PROVIDED INFORMATION ::
——————————

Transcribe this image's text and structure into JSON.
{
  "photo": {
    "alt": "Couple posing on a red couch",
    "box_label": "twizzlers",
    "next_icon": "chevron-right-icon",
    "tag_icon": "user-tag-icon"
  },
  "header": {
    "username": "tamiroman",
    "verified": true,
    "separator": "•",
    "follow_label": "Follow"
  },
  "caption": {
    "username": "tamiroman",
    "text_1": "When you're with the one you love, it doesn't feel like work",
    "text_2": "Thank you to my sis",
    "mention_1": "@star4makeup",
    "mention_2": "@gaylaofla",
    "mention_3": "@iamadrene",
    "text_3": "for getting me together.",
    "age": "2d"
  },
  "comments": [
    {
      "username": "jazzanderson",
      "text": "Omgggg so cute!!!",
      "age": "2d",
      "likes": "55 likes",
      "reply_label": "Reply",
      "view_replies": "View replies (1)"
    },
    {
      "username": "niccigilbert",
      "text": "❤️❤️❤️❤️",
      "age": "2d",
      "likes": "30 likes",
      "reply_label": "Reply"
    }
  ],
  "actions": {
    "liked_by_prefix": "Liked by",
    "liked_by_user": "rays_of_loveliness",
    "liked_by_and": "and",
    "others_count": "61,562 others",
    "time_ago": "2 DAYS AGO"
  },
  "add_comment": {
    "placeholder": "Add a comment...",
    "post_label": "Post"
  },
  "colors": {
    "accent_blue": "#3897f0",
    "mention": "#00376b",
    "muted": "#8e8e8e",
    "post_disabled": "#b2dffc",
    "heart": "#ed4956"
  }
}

——————————

WHAT THIS TASK INVOLVES :: Each line in the material above must be retyped without alteration.

ANSWER FOR THIS EXERCISE ::
Transcribe this image's text and structure into JSON.
{
  "photo": {
    "alt": "Couple posing on a red couch",
    "box_label": "twizzlers",
    "next_icon": "chevron-right-icon",
    "tag_icon": "user-tag-icon"
  },
  "header": {
    "username": "tamiroman",
    "verified": true,
    "separator": "•",
    "follow_label": "Follow"
  },
  "caption": {
    "username": "tamiroman",
    "text_1": "When you're with the one you love, it doesn't feel like work",
    "text_2": "Thank you to my sis",
    "mention_1": "@star4makeup",
    "mention_2": "@gaylaofla",
    "mention_3": "@iamadrene",
    "text_3": "for getting me together.",
    "age": "2d"
  },
  "comments": [
    {
      "username": "jazzanderson",
      "text": "Omgggg so cute!!!",
      "age": "2d",
      "likes": "55 likes",
      "reply_label": "Reply",
      "view_replies": "View replies (1)"
    },
    {
      "username": "niccigilbert",
      "text": "❤️❤️❤️❤️",
      "age": "2d",
      "likes": "30 likes",
      "reply_label": "Reply"
    }
  ],
  "actions": {
    "liked_by_prefix": "Liked by",
    "liked_by_user": "rays_of_loveliness",
    "liked_by_and": "and",
    "others_count": "61,562 others",
    "time_ago": "2 DAYS AGO"
  },
  "add_comment": {
    "placeholder": "Add a comment...",
    "post_label": "Post"
  },
  "colors": {
    "accent_blue": "#3897f0",
    "mention": "#00376b",
    "muted": "#8e8e8e",
    "post_disabled": "#b2dffc",
    "heart": "#ed4956"
  }
}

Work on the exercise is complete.